[Stored data]
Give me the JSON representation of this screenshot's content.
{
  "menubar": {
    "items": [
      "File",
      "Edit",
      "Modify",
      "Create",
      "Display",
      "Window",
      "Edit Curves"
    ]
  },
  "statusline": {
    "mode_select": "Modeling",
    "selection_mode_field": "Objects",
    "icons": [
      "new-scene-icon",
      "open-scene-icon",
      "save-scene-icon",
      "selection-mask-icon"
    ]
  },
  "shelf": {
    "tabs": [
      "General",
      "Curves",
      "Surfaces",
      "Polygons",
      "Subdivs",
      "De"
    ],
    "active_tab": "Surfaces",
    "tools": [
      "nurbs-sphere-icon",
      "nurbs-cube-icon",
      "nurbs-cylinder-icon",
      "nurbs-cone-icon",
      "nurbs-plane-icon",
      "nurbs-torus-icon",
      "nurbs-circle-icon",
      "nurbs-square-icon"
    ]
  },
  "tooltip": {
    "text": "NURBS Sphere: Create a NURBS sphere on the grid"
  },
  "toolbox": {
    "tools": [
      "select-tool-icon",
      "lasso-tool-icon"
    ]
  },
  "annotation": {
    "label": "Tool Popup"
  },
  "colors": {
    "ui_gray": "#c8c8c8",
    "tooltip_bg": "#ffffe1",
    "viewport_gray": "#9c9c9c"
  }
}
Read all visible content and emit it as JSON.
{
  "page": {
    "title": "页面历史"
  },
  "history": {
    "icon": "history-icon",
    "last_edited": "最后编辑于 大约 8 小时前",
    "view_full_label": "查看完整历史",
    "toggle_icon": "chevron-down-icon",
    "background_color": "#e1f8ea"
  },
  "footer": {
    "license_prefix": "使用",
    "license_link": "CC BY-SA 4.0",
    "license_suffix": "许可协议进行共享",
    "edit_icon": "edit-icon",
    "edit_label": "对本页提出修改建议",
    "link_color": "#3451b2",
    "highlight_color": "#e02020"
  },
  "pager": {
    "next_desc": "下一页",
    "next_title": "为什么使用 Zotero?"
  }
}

- [Exercise instructions] Beginning at the line containing "Read all visible content and emit it as JSON.", repeat each line exactly through the last line of the entries, and include no other lines.

- [Output]
Read all visible content and emit it as JSON.
{
  "page": {
    "title": "页面历史"
  },
  "history": {
    "icon": "history-icon",
    "last_edited": "最后编辑于 大约 8 小时前",
    "view_full_label": "查看完整历史",
    "toggle_icon": "chevron-down-icon",
    "background_color": "#e1f8ea"
  },
  "footer": {
    "license_prefix": "使用",
    "license_link": "CC BY-SA 4.0",
    "license_suffix": "许可协议进行共享",
    "edit_icon": "edit-icon",
    "edit_label": "对本页提出修改建议",
    "link_color": "#3451b2",
    "highlight_color": "#e02020"
  },
  "pager": {
    "next_desc": "下一页",
    "next_title": "为什么使用 Zotero?"
  }
}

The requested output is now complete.